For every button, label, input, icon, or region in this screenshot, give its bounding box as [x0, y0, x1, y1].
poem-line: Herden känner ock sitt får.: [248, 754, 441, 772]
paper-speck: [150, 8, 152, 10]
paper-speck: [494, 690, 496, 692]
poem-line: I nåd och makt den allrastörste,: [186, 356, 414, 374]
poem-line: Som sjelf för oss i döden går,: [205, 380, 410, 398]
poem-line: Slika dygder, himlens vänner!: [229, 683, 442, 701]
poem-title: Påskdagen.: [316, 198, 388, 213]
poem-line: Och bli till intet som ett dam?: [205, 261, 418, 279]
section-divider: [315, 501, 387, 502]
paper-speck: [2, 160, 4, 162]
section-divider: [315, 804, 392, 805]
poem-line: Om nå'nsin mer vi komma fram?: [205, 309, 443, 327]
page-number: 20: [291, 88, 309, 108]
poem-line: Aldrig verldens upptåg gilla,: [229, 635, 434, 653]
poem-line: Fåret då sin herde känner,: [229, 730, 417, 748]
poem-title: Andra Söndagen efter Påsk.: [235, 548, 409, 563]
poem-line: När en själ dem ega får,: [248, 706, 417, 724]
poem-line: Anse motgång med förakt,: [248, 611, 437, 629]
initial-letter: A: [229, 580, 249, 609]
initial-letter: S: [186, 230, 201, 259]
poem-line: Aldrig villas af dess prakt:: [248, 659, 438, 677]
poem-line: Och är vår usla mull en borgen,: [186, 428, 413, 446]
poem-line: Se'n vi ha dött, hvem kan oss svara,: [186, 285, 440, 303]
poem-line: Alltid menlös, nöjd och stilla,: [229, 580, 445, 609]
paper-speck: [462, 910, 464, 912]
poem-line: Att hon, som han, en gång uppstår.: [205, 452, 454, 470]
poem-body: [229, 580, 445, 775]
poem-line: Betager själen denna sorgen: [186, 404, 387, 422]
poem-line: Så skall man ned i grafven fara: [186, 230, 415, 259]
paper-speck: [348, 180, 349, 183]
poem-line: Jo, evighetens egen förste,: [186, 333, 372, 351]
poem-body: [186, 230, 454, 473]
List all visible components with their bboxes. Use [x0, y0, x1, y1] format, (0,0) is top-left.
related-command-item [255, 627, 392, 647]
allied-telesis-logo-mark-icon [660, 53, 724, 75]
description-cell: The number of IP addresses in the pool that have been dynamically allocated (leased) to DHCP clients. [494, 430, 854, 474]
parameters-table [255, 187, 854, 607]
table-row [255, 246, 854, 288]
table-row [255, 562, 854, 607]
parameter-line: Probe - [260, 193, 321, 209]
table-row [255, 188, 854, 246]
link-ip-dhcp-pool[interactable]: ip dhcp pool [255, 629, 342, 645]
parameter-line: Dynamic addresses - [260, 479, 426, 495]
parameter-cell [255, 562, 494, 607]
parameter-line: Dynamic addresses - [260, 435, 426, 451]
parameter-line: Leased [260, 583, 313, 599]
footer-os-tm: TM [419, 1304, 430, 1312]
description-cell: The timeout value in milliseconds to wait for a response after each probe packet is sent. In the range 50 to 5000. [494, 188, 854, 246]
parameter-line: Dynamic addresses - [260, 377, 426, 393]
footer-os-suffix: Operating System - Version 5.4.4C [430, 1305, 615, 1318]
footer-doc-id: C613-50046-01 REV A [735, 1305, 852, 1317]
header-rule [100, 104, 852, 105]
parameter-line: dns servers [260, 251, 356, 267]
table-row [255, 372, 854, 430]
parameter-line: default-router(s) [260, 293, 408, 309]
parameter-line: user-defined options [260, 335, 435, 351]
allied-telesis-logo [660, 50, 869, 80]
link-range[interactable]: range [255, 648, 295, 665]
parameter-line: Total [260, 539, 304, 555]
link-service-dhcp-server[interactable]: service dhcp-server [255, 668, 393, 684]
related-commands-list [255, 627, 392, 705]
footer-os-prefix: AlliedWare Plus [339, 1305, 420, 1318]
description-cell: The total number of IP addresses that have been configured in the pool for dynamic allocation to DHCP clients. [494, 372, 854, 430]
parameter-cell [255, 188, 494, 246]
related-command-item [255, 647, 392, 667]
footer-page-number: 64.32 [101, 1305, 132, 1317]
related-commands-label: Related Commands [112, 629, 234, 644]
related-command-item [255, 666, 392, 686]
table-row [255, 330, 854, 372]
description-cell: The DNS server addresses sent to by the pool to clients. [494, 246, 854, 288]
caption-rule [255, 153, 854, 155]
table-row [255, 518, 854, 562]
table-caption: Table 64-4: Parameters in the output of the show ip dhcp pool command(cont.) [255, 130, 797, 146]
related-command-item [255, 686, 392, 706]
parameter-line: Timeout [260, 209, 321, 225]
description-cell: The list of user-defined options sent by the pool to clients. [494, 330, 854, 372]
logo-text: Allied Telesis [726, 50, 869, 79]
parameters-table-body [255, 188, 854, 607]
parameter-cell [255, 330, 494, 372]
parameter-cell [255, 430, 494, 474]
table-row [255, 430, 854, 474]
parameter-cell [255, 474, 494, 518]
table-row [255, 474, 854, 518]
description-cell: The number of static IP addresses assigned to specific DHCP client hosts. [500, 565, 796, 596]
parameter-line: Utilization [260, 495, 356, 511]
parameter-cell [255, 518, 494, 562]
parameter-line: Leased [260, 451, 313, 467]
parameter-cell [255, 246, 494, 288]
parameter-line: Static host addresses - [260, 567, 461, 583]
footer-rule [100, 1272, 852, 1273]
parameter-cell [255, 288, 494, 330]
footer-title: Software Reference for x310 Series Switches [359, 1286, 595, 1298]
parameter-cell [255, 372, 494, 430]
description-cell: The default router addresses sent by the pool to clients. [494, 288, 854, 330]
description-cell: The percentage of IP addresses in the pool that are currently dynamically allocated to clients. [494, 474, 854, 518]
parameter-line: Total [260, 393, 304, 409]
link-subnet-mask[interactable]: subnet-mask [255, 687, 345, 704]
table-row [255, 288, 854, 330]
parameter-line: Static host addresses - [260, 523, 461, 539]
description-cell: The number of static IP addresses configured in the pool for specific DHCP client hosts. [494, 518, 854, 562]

• • • • •

- **YOUR TASK**
Copy the material verbatim from its first line through the line containing "poem-line: Anse motgång", including both of those lines.

- **EXERCISE RESULT**
For every button, label, input, icon, or region in this screenshot, give its bounding box as [x0, y0, x1, y1].
poem-line: Herden känner ock sitt får.: [248, 754, 441, 772]
paper-speck: [150, 8, 152, 10]
paper-speck: [494, 690, 496, 692]
poem-line: I nåd och makt den allrastörste,: [186, 356, 414, 374]
poem-line: Som sjelf för oss i döden går,: [205, 380, 410, 398]
poem-line: Slika dygder, himlens vänner!: [229, 683, 442, 701]
poem-title: Påskdagen.: [316, 198, 388, 213]
poem-line: Och bli till intet som ett dam?: [205, 261, 418, 279]
section-divider: [315, 501, 387, 502]
paper-speck: [2, 160, 4, 162]
section-divider: [315, 804, 392, 805]
poem-line: Om nå'nsin mer vi komma fram?: [205, 309, 443, 327]
page-number: 20: [291, 88, 309, 108]
poem-line: Aldrig verldens upptåg gilla,: [229, 635, 434, 653]
poem-line: Fåret då sin herde känner,: [229, 730, 417, 748]
poem-title: Andra Söndagen efter Påsk.: [235, 548, 409, 563]
poem-line: När en själ dem ega får,: [248, 706, 417, 724]
poem-line: Anse motgång med förakt,: [248, 611, 437, 629]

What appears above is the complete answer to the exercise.